--- START RECORDS SUPPLIED ---
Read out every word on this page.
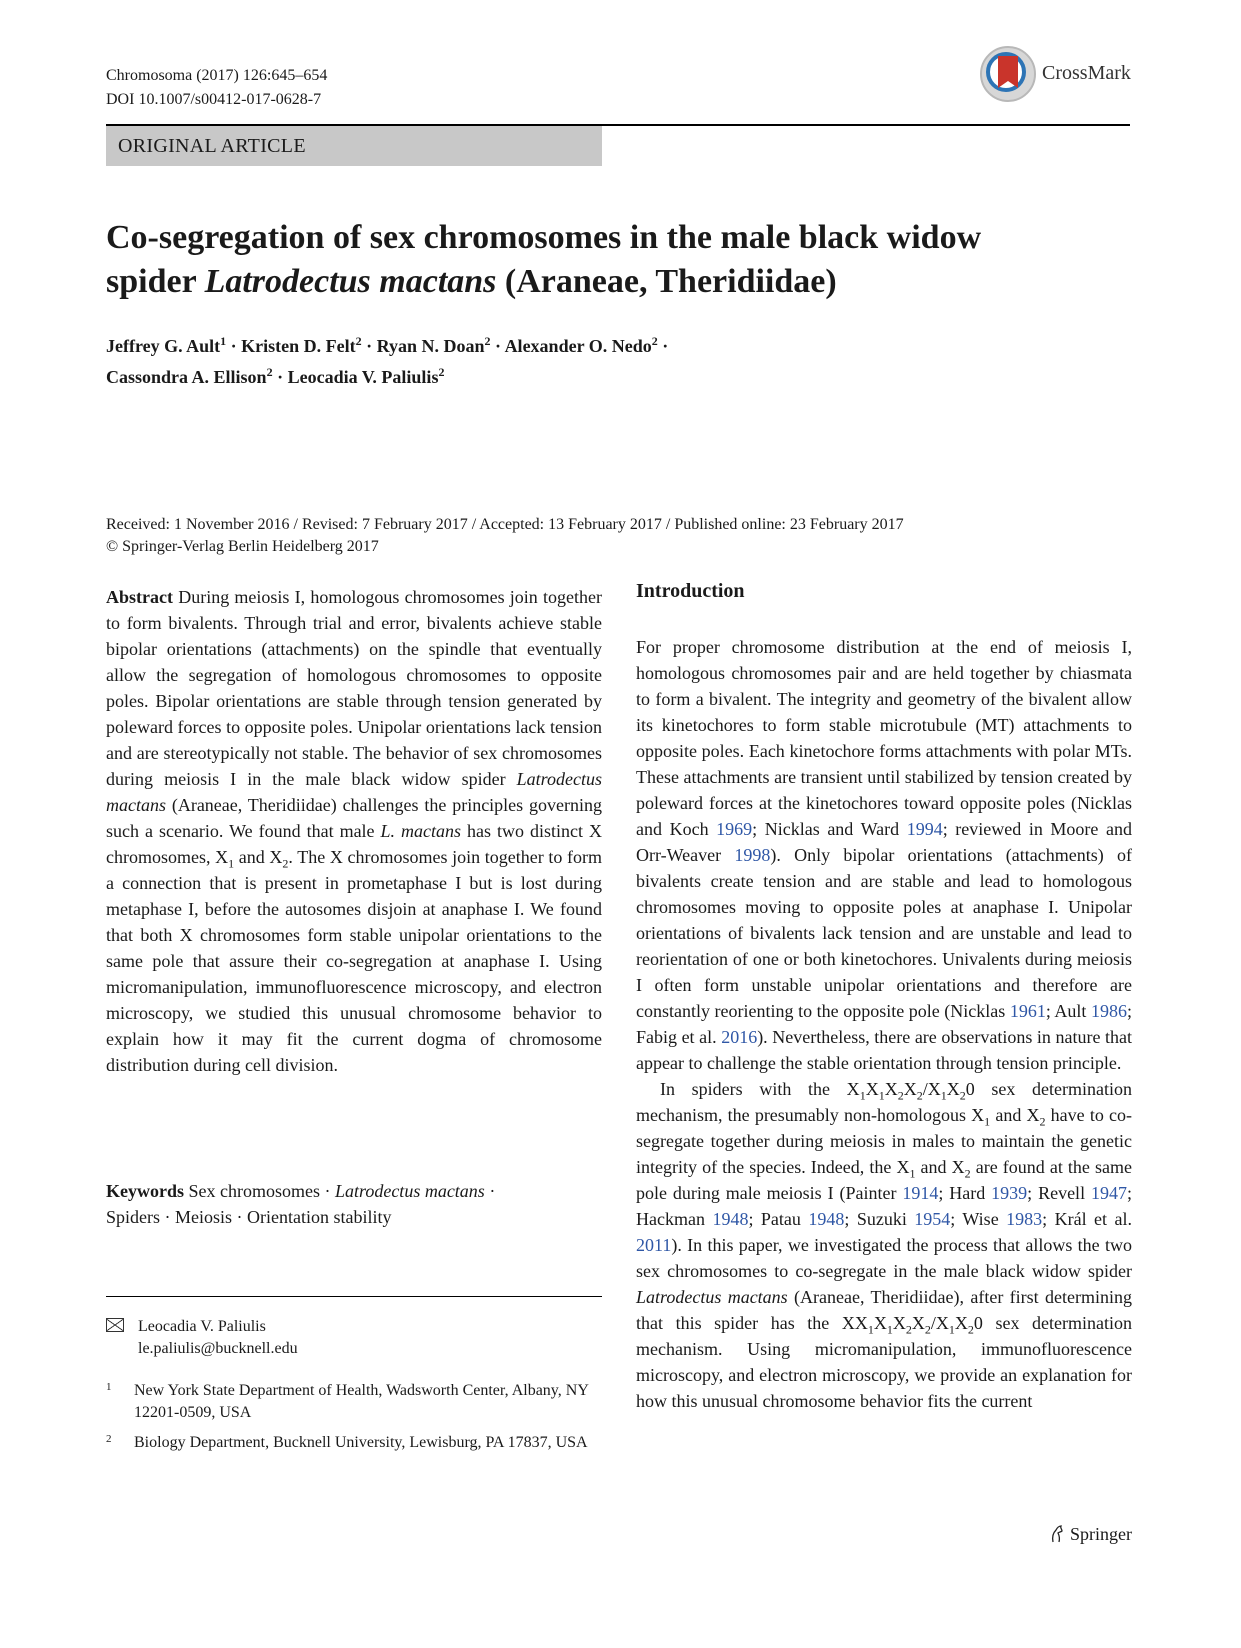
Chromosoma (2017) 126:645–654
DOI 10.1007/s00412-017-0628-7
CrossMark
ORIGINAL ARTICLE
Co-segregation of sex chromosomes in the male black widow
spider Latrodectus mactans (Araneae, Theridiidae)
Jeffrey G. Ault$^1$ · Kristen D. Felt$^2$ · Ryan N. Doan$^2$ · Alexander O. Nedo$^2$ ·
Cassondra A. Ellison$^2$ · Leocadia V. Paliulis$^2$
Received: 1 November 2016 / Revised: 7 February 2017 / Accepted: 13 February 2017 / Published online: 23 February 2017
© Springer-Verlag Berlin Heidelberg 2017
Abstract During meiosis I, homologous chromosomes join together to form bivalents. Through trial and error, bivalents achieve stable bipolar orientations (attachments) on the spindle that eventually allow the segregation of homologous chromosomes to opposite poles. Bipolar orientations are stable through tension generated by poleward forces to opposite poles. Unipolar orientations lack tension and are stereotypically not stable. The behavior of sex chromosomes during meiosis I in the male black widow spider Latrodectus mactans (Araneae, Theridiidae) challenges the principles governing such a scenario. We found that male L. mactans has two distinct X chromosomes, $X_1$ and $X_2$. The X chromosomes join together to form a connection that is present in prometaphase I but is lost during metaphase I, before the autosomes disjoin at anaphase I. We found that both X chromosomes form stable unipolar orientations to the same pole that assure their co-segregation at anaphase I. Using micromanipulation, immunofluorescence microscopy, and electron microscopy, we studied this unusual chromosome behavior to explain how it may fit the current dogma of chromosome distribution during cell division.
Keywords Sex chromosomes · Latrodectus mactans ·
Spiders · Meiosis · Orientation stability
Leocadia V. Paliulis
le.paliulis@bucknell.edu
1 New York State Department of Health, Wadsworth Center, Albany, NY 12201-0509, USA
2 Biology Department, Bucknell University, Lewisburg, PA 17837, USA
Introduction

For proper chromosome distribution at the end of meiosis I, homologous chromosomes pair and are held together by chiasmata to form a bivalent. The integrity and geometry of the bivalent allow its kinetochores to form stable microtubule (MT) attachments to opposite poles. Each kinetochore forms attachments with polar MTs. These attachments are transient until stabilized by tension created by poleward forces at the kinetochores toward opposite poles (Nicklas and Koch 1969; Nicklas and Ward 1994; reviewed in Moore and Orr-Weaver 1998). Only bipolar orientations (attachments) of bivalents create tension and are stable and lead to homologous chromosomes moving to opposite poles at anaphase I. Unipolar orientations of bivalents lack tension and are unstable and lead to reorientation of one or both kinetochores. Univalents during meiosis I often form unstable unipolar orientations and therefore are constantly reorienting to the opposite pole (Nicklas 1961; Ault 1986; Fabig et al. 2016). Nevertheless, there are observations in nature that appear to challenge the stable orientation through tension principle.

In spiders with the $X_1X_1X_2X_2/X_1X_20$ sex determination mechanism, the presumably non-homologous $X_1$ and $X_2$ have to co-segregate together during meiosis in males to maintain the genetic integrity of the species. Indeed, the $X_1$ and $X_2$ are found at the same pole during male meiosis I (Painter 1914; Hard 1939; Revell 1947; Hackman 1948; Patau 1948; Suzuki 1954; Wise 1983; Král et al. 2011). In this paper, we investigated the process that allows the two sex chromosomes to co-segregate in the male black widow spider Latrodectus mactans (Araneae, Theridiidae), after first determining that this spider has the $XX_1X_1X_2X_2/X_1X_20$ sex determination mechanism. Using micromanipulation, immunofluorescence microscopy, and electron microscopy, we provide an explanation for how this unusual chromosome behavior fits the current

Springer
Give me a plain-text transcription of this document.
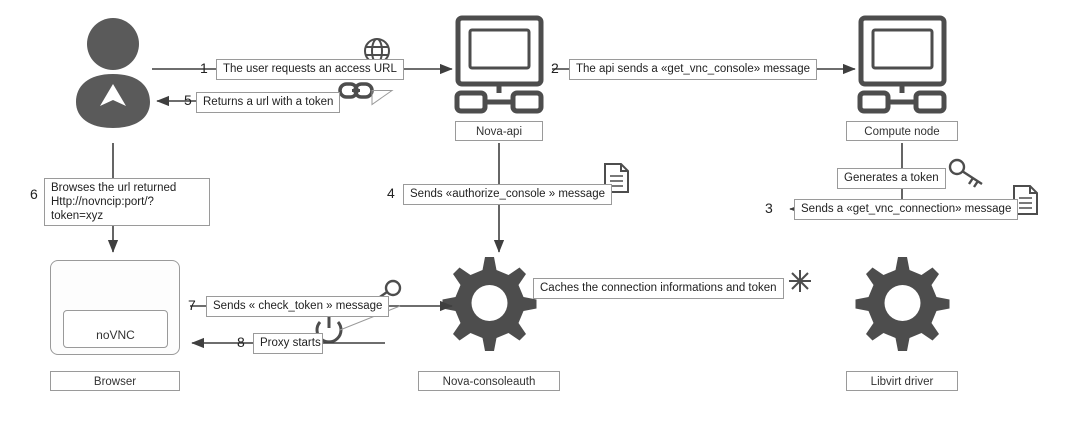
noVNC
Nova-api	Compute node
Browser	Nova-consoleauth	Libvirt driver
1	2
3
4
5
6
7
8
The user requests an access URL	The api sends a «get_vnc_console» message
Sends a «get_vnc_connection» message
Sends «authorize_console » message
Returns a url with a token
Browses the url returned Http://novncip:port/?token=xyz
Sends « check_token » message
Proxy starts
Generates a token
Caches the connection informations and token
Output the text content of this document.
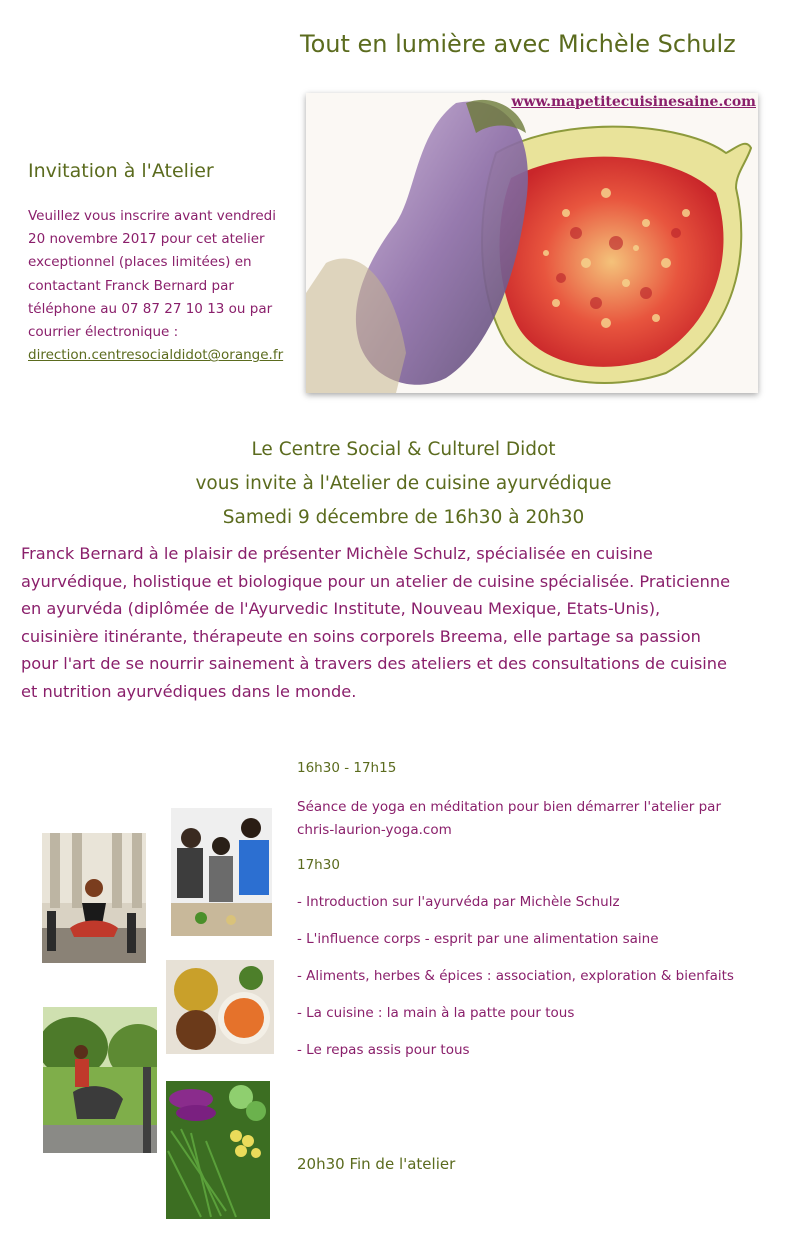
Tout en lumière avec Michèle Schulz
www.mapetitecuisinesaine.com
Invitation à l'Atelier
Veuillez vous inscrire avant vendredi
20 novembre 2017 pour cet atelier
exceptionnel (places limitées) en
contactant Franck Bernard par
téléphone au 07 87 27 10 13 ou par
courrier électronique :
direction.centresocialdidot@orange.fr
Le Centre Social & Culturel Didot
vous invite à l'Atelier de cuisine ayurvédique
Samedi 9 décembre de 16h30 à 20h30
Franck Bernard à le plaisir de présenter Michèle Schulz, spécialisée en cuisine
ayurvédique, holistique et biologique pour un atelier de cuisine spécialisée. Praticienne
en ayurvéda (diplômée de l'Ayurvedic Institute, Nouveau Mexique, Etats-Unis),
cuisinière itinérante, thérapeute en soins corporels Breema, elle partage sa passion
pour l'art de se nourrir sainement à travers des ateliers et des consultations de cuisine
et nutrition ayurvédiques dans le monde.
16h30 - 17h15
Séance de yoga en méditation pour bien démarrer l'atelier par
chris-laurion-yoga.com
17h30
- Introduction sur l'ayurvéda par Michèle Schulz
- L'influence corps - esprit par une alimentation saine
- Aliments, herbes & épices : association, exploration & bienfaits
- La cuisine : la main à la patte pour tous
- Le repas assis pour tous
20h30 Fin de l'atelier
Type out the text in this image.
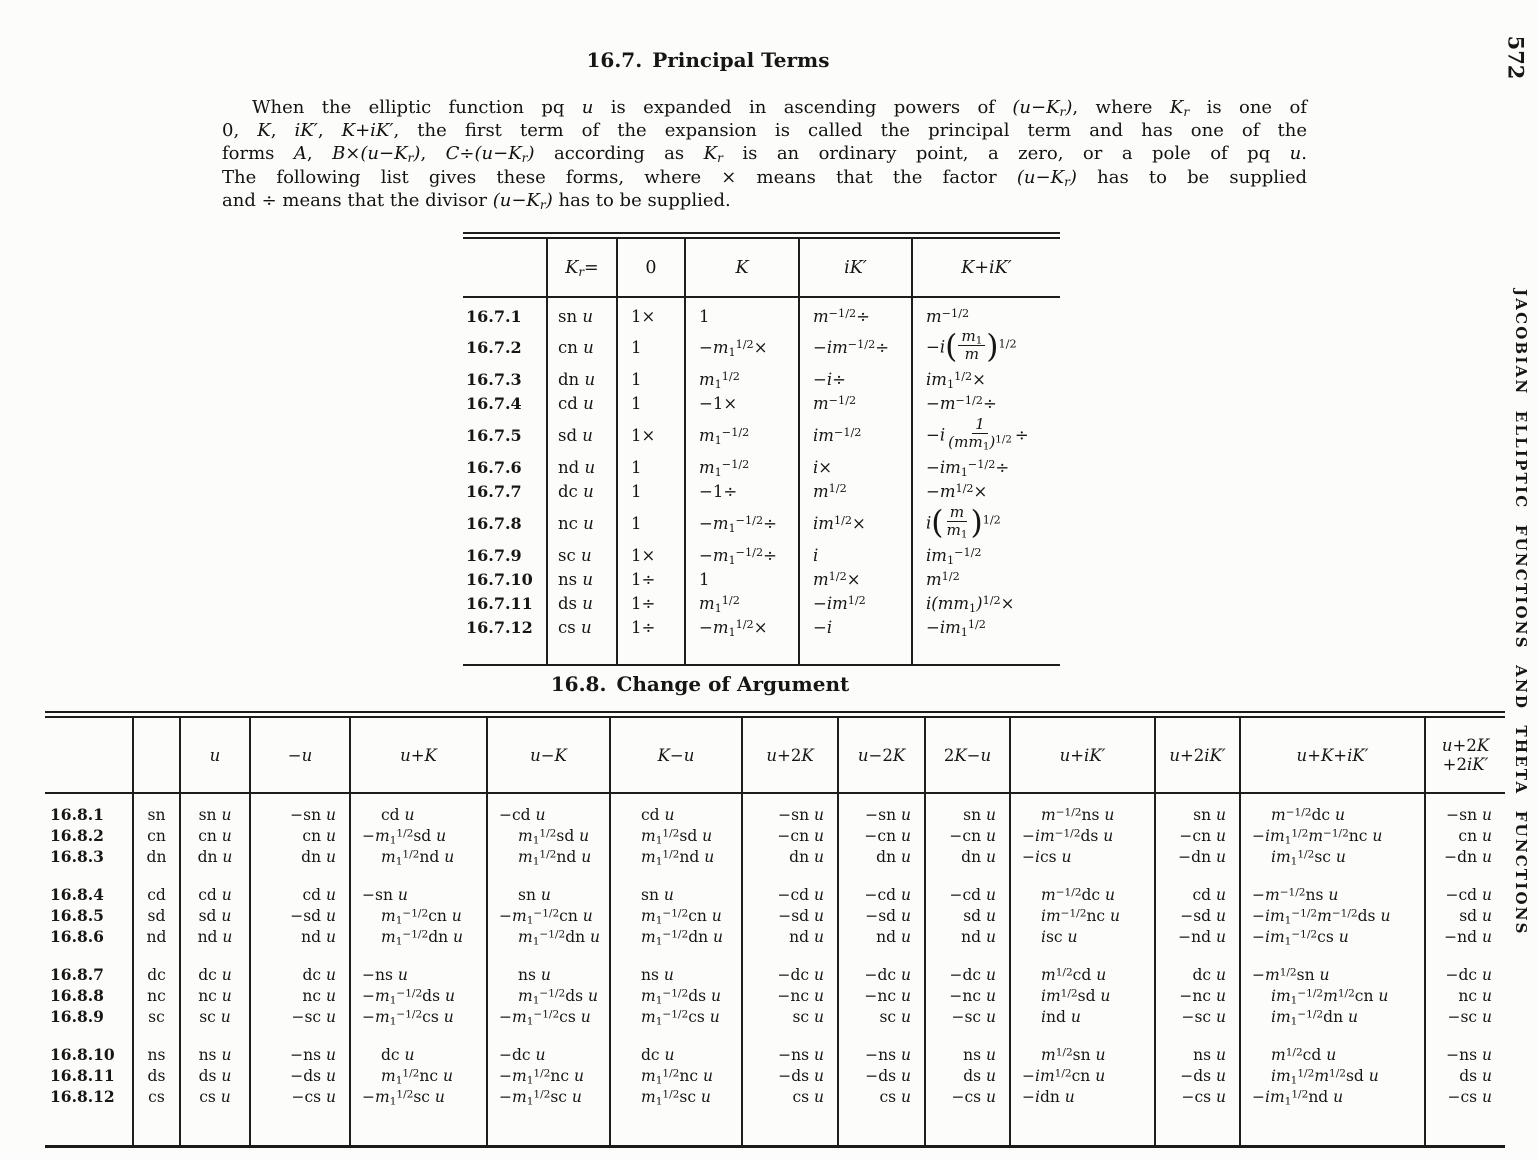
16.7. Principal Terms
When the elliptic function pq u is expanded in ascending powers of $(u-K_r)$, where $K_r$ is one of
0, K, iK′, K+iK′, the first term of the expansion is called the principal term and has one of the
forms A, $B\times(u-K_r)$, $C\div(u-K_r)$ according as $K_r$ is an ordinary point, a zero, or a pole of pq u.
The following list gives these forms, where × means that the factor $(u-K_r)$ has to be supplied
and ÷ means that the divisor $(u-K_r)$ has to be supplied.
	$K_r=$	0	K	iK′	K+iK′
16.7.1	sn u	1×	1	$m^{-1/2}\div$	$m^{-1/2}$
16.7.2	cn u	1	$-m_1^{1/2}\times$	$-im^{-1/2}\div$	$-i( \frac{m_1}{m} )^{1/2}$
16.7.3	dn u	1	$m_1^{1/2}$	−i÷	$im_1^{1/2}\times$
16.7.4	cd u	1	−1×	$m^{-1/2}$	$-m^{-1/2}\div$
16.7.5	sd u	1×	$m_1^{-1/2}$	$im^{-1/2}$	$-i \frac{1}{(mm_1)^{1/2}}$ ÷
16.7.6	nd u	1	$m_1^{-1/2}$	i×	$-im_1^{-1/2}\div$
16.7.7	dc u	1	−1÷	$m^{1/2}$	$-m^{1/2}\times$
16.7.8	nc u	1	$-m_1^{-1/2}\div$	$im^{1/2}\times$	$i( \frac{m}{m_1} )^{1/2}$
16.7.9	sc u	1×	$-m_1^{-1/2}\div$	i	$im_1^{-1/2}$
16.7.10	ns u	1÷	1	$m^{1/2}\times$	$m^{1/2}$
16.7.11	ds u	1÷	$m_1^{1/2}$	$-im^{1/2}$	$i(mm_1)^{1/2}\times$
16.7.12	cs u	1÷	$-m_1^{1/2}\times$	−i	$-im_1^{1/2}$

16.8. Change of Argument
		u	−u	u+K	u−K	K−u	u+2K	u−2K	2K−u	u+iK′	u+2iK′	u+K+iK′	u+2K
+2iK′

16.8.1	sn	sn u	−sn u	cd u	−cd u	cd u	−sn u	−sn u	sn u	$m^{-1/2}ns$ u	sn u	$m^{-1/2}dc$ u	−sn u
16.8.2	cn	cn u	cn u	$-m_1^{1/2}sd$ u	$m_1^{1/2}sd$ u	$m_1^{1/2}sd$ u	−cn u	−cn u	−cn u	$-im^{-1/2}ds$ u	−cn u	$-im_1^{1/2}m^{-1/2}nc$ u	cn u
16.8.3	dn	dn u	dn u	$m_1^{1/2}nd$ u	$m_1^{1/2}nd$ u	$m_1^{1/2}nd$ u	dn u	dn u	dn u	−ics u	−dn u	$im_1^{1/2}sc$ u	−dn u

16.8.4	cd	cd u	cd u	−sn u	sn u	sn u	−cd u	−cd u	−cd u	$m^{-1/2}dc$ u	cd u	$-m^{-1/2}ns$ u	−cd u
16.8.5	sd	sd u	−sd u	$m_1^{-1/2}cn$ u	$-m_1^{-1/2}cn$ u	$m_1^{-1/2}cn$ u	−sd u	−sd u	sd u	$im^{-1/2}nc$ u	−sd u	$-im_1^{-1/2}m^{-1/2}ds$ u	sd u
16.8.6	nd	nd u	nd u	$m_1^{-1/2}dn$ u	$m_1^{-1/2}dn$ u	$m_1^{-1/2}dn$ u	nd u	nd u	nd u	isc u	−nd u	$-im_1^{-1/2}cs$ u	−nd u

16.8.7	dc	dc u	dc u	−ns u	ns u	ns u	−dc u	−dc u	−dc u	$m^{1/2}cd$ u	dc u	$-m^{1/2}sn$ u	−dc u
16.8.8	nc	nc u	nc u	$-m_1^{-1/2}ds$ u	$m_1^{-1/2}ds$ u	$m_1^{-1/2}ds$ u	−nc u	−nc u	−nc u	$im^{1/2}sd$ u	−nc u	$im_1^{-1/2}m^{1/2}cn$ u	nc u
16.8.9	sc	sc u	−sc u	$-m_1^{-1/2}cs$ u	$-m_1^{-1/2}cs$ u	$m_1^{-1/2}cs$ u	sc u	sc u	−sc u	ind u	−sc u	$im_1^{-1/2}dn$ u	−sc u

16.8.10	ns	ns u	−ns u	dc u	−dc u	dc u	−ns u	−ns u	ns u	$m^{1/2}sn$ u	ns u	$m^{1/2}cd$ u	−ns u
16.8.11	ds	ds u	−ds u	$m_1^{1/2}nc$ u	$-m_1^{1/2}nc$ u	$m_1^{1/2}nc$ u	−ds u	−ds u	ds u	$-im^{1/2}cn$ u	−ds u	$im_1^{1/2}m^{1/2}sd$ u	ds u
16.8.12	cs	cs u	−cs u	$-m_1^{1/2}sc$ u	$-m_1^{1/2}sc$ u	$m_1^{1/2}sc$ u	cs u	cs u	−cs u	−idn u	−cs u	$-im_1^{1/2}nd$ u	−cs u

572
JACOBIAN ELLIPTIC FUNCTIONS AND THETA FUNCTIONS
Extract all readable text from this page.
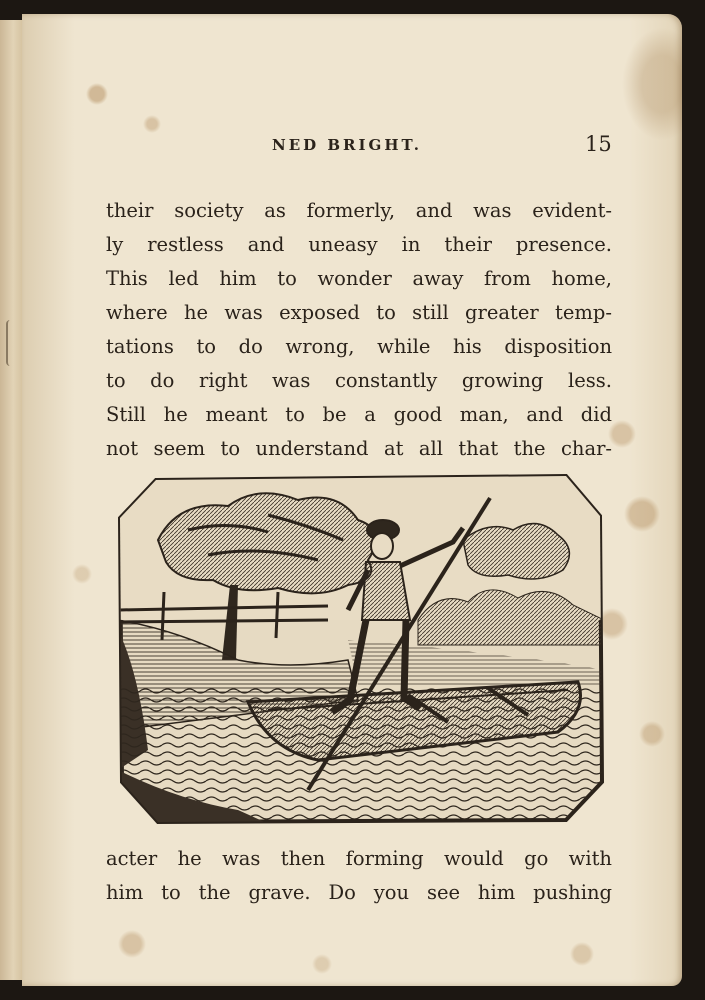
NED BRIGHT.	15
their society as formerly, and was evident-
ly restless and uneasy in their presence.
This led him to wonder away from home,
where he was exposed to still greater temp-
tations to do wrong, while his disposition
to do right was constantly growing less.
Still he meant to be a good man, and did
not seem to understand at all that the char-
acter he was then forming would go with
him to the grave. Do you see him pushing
--- END RECORDS SUPPLIED ---
* **REQUIRED WORK**
Produce an exact copy of only those lines that run from the line with "Extract all readable text from this page." to the final line of the records, including both; exclude images.

* **RESPONSE TO THE TASK**
Extract all readable text from this page.
NED BRIGHT.	15
their society as formerly, and was evident-
ly restless and uneasy in their presence.
This led him to wonder away from home,
where he was exposed to still greater temp-
tations to do wrong, while his disposition
to do right was constantly growing less.
Still he meant to be a good man, and did
not seem to understand at all that the char-
acter he was then forming would go with
him to the grave. Do you see him pushing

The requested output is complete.